- Stated exercise
Copy out every record precisely.

- Material for the task

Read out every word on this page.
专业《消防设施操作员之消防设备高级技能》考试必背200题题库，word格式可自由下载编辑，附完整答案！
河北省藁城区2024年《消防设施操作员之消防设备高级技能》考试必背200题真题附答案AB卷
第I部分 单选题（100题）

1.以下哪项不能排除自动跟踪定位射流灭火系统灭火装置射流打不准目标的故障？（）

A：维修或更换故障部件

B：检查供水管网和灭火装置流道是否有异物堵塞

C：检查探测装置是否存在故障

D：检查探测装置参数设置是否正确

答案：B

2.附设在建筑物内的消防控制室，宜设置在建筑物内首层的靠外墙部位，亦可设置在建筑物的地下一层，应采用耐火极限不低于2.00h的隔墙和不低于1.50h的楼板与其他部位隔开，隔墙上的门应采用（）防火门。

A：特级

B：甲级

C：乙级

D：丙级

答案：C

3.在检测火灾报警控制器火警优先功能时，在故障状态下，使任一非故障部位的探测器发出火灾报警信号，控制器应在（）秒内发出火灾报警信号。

- Written answer
Read out every word on this page.
专业《消防设施操作员之消防设备高级技能》考试必背200题题库，word格式可自由下载编辑，附完整答案！
河北省藁城区2024年《消防设施操作员之消防设备高级技能》考试必背200题真题附答案AB卷
第I部分 单选题（100题）

1.以下哪项不能排除自动跟踪定位射流灭火系统灭火装置射流打不准目标的故障？（）

A：维修或更换故障部件

B：检查供水管网和灭火装置流道是否有异物堵塞

C：检查探测装置是否存在故障

D：检查探测装置参数设置是否正确

答案：B

2.附设在建筑物内的消防控制室，宜设置在建筑物内首层的靠外墙部位，亦可设置在建筑物的地下一层，应采用耐火极限不低于2.00h的隔墙和不低于1.50h的楼板与其他部位隔开，隔墙上的门应采用（）防火门。

A：特级

B：甲级

C：乙级

D：丙级

答案：C

3.在检测火灾报警控制器火警优先功能时，在故障状态下，使任一非故障部位的探测器发出火灾报警信号，控制器应在（）秒内发出火灾报警信号。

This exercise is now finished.